* SHORT PROBLEM *
Show every line in the records below that contains the word "Brother".

++++ SOURCE MATERIAL

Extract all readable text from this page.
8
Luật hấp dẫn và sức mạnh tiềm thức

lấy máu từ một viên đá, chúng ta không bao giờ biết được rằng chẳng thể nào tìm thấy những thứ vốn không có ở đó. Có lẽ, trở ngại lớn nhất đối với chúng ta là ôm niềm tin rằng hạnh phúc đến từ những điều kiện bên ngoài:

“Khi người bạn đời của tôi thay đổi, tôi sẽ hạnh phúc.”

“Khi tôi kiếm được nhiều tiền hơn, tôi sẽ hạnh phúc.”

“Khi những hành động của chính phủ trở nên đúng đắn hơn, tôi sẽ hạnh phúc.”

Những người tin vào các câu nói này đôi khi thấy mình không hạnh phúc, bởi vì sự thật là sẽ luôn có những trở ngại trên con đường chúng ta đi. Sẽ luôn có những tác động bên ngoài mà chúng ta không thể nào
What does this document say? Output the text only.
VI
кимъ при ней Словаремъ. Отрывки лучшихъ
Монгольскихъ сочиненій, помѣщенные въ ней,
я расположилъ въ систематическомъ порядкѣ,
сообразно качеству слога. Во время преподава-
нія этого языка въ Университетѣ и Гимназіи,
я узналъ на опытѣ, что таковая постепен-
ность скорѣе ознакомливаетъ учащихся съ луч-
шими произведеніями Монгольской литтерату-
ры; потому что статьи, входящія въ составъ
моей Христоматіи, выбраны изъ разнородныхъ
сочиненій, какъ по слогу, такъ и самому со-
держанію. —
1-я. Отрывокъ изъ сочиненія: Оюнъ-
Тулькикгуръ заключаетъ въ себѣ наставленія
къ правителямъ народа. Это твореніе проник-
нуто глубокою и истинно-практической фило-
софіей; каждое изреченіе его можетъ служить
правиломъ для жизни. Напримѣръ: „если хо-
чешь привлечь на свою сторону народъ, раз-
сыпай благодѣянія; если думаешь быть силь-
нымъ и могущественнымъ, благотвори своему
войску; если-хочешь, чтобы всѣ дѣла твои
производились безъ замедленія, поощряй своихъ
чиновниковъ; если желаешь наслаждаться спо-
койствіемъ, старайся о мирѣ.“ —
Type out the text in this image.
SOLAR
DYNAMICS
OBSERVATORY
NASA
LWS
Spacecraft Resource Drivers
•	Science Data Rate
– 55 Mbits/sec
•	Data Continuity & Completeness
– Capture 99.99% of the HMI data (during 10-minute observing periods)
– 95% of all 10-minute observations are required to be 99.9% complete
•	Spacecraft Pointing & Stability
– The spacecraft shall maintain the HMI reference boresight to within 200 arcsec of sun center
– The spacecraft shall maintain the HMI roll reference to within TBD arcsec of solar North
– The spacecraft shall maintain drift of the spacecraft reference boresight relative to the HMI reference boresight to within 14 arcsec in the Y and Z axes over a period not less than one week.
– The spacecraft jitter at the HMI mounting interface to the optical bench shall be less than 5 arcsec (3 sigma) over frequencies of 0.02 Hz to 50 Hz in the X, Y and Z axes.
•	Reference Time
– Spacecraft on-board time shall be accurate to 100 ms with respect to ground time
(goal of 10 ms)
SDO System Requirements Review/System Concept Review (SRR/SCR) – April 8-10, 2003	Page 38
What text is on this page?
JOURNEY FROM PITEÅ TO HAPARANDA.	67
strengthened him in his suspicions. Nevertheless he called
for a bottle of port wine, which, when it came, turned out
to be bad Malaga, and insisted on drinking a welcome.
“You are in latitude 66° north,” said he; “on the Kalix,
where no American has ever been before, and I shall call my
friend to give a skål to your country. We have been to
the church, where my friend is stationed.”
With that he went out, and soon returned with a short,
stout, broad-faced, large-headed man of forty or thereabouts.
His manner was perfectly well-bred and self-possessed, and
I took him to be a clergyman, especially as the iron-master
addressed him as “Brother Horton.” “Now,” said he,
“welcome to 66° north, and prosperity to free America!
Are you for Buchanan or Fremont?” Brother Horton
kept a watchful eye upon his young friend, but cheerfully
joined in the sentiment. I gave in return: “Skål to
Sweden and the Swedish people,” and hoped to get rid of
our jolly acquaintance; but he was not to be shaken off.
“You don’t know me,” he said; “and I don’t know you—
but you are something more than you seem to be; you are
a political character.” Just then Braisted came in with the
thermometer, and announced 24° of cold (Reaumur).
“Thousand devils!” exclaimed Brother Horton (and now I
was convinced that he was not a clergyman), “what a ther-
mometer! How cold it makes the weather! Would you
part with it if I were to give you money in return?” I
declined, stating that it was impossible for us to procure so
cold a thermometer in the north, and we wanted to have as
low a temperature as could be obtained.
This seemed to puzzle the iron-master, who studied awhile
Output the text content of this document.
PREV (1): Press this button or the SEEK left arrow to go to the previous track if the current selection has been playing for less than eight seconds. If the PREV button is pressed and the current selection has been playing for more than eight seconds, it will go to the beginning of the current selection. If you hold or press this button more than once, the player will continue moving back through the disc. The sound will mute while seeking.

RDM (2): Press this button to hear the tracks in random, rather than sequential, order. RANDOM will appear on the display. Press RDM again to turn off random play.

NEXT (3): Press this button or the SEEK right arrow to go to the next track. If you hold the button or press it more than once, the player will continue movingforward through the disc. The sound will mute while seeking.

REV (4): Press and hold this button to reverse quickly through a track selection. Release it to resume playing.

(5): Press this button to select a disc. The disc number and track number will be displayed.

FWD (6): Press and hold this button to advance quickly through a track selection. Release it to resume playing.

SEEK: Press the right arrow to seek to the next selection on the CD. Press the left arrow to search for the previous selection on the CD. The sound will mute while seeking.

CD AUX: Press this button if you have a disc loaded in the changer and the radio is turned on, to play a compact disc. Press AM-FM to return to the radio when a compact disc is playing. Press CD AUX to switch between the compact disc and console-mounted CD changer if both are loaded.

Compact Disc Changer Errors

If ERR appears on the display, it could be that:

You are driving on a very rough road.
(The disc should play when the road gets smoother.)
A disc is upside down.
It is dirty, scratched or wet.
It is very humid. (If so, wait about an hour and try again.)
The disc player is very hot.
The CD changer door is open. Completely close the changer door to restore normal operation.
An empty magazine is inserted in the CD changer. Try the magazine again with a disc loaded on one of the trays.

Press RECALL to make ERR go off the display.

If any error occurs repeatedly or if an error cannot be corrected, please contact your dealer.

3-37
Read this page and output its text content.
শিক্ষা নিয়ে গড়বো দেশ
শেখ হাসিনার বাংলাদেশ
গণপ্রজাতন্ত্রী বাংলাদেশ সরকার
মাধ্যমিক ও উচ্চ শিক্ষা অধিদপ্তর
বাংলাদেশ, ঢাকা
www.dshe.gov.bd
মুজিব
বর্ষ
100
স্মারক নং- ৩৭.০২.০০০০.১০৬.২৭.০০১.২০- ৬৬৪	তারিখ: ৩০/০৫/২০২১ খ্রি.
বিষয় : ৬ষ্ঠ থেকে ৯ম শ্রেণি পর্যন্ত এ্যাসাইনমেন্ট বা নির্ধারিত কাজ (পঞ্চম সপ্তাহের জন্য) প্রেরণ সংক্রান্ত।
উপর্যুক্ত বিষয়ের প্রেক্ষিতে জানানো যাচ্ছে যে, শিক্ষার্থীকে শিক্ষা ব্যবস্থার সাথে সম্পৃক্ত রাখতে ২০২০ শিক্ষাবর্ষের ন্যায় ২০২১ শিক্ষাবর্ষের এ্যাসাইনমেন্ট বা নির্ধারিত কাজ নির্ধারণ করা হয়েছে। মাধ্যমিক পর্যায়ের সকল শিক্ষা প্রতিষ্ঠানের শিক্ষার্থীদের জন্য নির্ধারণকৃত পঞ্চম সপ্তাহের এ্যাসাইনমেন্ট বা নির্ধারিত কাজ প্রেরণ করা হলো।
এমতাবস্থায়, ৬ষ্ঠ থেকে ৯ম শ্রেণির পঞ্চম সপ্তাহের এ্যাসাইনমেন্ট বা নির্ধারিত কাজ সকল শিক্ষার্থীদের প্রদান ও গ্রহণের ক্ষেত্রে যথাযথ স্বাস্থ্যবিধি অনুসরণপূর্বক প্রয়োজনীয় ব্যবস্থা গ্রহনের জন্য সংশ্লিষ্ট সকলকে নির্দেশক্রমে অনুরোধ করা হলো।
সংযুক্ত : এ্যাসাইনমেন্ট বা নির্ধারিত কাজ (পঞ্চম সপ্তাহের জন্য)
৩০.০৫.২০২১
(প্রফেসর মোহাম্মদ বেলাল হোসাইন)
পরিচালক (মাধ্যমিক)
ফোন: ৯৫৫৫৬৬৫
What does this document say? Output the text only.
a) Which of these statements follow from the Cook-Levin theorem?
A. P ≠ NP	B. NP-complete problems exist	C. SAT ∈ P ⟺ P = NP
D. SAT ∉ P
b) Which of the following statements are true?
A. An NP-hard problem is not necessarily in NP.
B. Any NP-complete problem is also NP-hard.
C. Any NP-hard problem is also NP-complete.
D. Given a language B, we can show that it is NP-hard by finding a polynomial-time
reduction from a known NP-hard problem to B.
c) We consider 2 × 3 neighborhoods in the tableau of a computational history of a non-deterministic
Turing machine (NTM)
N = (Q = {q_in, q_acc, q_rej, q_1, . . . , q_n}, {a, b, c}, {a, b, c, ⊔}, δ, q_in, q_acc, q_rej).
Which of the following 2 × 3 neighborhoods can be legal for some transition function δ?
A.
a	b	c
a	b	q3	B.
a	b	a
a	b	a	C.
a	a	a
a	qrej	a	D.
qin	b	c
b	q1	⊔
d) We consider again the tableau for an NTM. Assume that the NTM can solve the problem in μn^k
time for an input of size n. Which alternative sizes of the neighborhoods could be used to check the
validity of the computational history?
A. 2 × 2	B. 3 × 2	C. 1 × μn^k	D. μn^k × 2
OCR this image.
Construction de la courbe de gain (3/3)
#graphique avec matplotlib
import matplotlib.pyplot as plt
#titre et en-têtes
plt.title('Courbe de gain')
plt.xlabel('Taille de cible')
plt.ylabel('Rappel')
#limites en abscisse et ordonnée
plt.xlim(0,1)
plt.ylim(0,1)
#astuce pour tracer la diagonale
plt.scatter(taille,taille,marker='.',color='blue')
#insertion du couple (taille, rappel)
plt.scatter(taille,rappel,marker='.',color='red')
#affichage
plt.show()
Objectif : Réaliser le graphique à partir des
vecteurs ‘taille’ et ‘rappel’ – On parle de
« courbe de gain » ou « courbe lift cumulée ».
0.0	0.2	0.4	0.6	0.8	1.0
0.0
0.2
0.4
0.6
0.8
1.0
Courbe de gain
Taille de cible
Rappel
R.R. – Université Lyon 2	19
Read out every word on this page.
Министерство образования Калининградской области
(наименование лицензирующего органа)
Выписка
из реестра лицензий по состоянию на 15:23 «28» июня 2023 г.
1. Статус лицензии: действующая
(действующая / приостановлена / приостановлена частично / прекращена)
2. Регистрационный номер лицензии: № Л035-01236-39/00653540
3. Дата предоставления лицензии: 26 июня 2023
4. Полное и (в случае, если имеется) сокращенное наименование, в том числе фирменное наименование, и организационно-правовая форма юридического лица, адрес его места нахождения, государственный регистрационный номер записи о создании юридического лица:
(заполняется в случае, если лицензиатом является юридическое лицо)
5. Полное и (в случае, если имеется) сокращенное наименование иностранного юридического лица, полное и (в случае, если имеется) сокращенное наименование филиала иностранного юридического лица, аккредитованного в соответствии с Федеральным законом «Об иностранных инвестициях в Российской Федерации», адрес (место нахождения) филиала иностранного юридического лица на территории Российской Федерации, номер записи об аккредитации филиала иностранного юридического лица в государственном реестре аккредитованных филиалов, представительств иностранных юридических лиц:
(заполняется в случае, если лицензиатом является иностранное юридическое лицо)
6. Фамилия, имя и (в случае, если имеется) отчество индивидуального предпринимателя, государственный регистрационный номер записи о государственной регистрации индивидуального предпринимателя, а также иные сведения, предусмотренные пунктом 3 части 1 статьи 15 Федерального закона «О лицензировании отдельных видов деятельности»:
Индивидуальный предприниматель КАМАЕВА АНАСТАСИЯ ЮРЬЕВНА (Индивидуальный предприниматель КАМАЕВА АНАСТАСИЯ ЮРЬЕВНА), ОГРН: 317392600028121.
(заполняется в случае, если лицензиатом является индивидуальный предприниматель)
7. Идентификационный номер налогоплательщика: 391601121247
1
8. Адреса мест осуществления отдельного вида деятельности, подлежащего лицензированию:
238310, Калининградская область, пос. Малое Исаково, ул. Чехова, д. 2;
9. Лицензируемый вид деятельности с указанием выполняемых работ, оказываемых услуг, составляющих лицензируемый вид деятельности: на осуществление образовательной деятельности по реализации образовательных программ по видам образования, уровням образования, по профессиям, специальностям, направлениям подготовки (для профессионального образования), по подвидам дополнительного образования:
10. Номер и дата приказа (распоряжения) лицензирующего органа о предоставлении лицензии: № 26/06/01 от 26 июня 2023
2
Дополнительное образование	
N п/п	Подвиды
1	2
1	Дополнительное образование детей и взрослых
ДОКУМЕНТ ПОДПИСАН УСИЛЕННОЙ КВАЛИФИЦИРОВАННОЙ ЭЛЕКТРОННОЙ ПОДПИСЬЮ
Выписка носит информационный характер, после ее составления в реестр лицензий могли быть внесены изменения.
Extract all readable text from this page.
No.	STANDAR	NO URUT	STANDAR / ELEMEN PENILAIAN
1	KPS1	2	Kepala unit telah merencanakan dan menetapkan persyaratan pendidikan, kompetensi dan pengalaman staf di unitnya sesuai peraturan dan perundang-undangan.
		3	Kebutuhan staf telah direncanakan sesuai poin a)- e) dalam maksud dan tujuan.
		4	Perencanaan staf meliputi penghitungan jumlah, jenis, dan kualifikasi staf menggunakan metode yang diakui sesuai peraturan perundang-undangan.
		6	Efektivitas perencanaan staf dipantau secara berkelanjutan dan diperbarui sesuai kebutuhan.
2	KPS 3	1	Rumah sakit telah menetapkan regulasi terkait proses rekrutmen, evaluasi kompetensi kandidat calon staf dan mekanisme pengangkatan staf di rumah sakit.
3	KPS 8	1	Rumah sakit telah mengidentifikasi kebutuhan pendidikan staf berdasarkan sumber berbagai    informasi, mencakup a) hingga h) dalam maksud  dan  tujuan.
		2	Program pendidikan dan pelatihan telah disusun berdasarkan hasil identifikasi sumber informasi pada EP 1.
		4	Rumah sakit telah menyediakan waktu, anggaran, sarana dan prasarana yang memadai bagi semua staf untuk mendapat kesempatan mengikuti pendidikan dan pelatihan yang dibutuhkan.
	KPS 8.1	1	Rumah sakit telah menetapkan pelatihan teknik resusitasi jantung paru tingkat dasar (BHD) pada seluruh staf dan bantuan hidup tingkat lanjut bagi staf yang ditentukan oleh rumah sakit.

++++++++

* SOLUTION TO THIS PROBLEM *
addressed him as “Brother Horton.” “Now,” said he,
Are you for Buchanan or Fremont?” Brother Horton
“Thousand devils!” exclaimed Brother Horton (and now I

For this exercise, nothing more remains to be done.